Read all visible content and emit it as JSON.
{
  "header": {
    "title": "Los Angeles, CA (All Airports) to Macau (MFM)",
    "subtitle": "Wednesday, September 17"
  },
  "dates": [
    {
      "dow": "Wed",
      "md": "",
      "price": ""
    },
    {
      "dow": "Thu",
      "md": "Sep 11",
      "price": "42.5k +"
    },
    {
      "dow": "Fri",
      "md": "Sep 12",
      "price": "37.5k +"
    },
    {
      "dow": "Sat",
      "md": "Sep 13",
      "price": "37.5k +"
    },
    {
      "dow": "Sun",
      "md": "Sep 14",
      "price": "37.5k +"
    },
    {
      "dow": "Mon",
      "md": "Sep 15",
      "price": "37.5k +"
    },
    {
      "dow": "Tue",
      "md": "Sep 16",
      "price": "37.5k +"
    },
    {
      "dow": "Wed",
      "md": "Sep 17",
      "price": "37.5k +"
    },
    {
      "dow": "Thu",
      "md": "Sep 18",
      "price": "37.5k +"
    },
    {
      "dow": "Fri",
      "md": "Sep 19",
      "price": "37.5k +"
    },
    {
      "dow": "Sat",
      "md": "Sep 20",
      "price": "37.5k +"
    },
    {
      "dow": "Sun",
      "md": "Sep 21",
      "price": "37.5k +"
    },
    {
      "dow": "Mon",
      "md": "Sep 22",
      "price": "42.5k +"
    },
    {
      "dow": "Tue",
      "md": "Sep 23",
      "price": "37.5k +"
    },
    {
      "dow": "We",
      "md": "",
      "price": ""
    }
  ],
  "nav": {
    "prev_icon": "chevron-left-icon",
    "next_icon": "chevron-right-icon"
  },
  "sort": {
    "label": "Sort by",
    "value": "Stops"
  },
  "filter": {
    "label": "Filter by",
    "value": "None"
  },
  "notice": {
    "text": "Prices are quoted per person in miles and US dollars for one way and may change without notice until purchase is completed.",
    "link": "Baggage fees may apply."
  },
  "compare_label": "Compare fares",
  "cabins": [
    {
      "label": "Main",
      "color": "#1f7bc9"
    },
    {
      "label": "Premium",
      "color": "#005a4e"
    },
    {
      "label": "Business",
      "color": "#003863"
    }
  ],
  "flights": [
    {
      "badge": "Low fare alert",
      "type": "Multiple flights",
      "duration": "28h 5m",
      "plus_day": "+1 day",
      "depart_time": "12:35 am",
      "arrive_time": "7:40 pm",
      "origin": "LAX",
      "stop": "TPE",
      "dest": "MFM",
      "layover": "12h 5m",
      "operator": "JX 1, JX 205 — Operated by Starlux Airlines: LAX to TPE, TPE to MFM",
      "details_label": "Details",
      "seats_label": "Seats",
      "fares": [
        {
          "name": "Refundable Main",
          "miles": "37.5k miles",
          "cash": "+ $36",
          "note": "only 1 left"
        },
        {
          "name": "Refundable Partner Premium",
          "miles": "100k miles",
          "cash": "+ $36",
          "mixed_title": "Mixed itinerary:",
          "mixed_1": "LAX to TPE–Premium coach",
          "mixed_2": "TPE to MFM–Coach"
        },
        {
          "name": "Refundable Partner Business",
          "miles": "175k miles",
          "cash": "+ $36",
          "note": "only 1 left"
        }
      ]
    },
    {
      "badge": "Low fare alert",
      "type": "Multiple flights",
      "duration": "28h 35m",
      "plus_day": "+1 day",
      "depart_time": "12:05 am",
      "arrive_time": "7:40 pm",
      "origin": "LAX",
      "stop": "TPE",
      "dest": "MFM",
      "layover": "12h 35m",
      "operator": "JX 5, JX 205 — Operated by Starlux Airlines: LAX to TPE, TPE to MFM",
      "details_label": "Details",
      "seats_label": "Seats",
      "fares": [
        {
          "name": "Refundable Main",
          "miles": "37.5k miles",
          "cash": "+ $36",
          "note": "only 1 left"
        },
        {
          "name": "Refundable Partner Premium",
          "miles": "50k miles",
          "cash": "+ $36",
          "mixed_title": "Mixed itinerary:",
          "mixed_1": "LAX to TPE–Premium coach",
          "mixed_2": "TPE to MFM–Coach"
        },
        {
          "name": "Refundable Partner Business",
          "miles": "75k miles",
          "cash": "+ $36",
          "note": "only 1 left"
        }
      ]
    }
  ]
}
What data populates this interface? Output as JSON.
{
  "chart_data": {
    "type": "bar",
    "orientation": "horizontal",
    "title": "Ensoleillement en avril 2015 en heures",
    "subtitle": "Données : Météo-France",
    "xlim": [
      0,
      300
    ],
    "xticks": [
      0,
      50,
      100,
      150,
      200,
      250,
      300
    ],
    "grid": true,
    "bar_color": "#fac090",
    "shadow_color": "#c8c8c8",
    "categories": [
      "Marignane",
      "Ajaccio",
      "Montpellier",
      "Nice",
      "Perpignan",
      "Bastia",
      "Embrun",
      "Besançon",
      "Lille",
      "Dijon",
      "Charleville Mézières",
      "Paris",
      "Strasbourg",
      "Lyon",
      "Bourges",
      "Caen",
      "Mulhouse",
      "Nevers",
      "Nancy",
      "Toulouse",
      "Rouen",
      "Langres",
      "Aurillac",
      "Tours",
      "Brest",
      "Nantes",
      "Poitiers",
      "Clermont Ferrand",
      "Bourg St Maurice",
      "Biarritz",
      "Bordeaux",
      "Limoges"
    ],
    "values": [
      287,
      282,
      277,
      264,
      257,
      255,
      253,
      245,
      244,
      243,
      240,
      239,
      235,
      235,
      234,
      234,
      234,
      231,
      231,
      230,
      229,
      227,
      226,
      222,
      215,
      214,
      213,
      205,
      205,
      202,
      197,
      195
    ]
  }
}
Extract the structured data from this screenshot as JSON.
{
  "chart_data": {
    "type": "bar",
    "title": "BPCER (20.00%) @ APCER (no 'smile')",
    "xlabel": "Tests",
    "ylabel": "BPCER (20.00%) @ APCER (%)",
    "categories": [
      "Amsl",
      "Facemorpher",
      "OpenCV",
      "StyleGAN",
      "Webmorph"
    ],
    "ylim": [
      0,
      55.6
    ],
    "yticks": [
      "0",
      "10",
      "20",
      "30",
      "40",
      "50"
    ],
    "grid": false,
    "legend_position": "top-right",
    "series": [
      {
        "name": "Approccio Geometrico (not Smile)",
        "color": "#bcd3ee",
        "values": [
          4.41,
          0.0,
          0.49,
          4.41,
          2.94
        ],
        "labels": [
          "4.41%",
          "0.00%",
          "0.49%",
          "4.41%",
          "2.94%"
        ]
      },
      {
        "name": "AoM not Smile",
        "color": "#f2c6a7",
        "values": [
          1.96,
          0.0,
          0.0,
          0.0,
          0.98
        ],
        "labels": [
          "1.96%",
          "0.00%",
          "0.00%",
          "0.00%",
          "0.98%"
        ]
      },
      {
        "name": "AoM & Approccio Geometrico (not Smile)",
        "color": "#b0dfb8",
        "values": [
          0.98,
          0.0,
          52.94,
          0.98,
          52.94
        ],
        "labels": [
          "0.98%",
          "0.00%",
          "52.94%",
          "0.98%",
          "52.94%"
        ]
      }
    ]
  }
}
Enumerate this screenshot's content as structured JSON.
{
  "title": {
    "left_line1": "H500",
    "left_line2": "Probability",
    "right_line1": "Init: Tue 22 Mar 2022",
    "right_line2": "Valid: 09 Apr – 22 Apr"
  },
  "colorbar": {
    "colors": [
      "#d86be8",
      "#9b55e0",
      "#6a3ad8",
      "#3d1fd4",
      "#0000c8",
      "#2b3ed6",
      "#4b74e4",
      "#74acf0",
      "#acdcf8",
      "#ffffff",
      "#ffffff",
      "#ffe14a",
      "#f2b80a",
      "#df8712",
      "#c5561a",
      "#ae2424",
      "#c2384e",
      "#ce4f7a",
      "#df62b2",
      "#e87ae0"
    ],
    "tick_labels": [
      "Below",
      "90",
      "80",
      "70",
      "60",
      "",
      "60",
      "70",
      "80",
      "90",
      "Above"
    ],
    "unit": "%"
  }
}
---+---
Task goal:
Show each line of the listing that holds the string "Geometrico".

Solution to the exercise:
        "name": "Approccio Geometrico (not Smile)",
        "name": "AoM & Approccio Geometrico (not Smile)",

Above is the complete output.